#### Input rows

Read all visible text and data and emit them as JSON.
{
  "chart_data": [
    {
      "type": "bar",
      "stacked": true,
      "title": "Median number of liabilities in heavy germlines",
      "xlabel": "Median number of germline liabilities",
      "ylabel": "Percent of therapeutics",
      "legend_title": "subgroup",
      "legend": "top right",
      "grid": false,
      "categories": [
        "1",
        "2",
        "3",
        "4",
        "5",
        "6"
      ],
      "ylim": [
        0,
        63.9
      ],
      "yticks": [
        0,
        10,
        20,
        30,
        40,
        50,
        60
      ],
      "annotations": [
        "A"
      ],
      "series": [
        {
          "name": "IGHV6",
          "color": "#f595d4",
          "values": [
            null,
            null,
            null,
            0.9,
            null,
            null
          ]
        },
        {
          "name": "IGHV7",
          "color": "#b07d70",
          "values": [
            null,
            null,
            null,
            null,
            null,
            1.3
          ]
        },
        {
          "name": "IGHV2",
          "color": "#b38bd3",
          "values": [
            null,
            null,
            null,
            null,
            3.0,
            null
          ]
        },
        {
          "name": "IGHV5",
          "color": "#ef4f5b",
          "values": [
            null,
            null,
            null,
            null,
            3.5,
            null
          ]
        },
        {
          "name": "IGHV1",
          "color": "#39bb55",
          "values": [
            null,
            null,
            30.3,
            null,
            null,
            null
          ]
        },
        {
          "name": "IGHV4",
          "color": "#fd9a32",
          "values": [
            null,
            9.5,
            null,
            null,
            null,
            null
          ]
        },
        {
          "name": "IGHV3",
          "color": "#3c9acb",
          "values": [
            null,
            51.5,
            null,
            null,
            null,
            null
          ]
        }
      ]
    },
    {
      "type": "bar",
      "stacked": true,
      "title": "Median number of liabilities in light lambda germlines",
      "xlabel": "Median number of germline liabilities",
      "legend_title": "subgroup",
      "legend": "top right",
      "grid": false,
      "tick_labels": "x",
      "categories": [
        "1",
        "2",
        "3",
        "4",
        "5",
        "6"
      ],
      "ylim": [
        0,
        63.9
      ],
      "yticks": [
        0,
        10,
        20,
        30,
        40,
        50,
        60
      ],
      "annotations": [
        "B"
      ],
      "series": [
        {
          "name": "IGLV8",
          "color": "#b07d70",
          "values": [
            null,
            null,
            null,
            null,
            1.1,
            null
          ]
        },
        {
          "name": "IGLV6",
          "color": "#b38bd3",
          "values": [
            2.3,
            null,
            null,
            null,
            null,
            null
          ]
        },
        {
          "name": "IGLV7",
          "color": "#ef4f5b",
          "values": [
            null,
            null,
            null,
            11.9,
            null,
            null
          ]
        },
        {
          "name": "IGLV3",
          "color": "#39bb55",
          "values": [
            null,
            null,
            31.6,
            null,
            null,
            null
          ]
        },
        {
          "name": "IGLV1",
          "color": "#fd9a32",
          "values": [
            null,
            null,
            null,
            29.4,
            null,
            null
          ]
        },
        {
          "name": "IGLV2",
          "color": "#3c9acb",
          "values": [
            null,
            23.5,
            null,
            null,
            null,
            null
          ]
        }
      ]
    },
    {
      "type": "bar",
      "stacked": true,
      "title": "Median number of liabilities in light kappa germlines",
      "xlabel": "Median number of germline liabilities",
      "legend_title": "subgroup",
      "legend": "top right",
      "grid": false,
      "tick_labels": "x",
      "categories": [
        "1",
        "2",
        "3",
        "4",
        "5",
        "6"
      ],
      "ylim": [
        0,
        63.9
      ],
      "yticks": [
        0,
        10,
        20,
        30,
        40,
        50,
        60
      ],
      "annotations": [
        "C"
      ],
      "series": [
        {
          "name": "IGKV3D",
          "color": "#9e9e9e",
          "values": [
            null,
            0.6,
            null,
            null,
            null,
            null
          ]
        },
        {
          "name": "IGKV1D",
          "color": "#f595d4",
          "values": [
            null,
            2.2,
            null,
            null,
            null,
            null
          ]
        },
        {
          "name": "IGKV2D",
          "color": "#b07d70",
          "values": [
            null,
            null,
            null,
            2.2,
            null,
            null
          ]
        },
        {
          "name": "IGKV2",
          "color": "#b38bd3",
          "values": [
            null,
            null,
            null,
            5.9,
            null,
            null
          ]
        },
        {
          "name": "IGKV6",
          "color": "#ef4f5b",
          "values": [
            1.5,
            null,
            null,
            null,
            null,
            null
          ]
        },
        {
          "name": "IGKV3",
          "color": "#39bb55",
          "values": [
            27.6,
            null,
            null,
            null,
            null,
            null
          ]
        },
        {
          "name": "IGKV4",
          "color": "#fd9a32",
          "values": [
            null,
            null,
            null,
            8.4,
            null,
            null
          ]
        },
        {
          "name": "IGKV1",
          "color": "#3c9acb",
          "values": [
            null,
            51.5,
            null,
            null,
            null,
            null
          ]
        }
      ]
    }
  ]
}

########

= Stated task =
Each entry above is to be set down again in exactly the same words.

= Task output =
Read all visible text and data and emit them as JSON.
{
  "chart_data": [
    {
      "type": "bar",
      "stacked": true,
      "title": "Median number of liabilities in heavy germlines",
      "xlabel": "Median number of germline liabilities",
      "ylabel": "Percent of therapeutics",
      "legend_title": "subgroup",
      "legend": "top right",
      "grid": false,
      "categories": [
        "1",
        "2",
        "3",
        "4",
        "5",
        "6"
      ],
      "ylim": [
        0,
        63.9
      ],
      "yticks": [
        0,
        10,
        20,
        30,
        40,
        50,
        60
      ],
      "annotations": [
        "A"
      ],
      "series": [
        {
          "name": "IGHV6",
          "color": "#f595d4",
          "values": [
            null,
            null,
            null,
            0.9,
            null,
            null
          ]
        },
        {
          "name": "IGHV7",
          "color": "#b07d70",
          "values": [
            null,
            null,
            null,
            null,
            null,
            1.3
          ]
        },
        {
          "name": "IGHV2",
          "color": "#b38bd3",
          "values": [
            null,
            null,
            null,
            null,
            3.0,
            null
          ]
        },
        {
          "name": "IGHV5",
          "color": "#ef4f5b",
          "values": [
            null,
            null,
            null,
            null,
            3.5,
            null
          ]
        },
        {
          "name": "IGHV1",
          "color": "#39bb55",
          "values": [
            null,
            null,
            30.3,
            null,
            null,
            null
          ]
        },
        {
          "name": "IGHV4",
          "color": "#fd9a32",
          "values": [
            null,
            9.5,
            null,
            null,
            null,
            null
          ]
        },
        {
          "name": "IGHV3",
          "color": "#3c9acb",
          "values": [
            null,
            51.5,
            null,
            null,
            null,
            null
          ]
        }
      ]
    },
    {
      "type": "bar",
      "stacked": true,
      "title": "Median number of liabilities in light lambda germlines",
      "xlabel": "Median number of germline liabilities",
      "legend_title": "subgroup",
      "legend": "top right",
      "grid": false,
      "tick_labels": "x",
      "categories": [
        "1",
        "2",
        "3",
        "4",
        "5",
        "6"
      ],
      "ylim": [
        0,
        63.9
      ],
      "yticks": [
        0,
        10,
        20,
        30,
        40,
        50,
        60
      ],
      "annotations": [
        "B"
      ],
      "series": [
        {
          "name": "IGLV8",
          "color": "#b07d70",
          "values": [
            null,
            null,
            null,
            null,
            1.1,
            null
          ]
        },
        {
          "name": "IGLV6",
          "color": "#b38bd3",
          "values": [
            2.3,
            null,
            null,
            null,
            null,
            null
          ]
        },
        {
          "name": "IGLV7",
          "color": "#ef4f5b",
          "values": [
            null,
            null,
            null,
            11.9,
            null,
            null
          ]
        },
        {
          "name": "IGLV3",
          "color": "#39bb55",
          "values": [
            null,
            null,
            31.6,
            null,
            null,
            null
          ]
        },
        {
          "name": "IGLV1",
          "color": "#fd9a32",
          "values": [
            null,
            null,
            null,
            29.4,
            null,
            null
          ]
        },
        {
          "name": "IGLV2",
          "color": "#3c9acb",
          "values": [
            null,
            23.5,
            null,
            null,
            null,
            null
          ]
        }
      ]
    },
    {
      "type": "bar",
      "stacked": true,
      "title": "Median number of liabilities in light kappa germlines",
      "xlabel": "Median number of germline liabilities",
      "legend_title": "subgroup",
      "legend": "top right",
      "grid": false,
      "tick_labels": "x",
      "categories": [
        "1",
        "2",
        "3",
        "4",
        "5",
        "6"
      ],
      "ylim": [
        0,
        63.9
      ],
      "yticks": [
        0,
        10,
        20,
        30,
        40,
        50,
        60
      ],
      "annotations": [
        "C"
      ],
      "series": [
        {
          "name": "IGKV3D",
          "color": "#9e9e9e",
          "values": [
            null,
            0.6,
            null,
            null,
            null,
            null
          ]
        },
        {
          "name": "IGKV1D",
          "color": "#f595d4",
          "values": [
            null,
            2.2,
            null,
            null,
            null,
            null
          ]
        },
        {
          "name": "IGKV2D",
          "color": "#b07d70",
          "values": [
            null,
            null,
            null,
            2.2,
            null,
            null
          ]
        },
        {
          "name": "IGKV2",
          "color": "#b38bd3",
          "values": [
            null,
            null,
            null,
            5.9,
            null,
            null
          ]
        },
        {
          "name": "IGKV6",
          "color": "#ef4f5b",
          "values": [
            1.5,
            null,
            null,
            null,
            null,
            null
          ]
        },
        {
          "name": "IGKV3",
          "color": "#39bb55",
          "values": [
            27.6,
            null,
            null,
            null,
            null,
            null
          ]
        },
        {
          "name": "IGKV4",
          "color": "#fd9a32",
          "values": [
            null,
            null,
            null,
            8.4,
            null,
            null
          ]
        },
        {
          "name": "IGKV1",
          "color": "#3c9acb",
          "values": [
            null,
            51.5,
            null,
            null,
            null,
            null
          ]
        }
      ]
    }
  ]
}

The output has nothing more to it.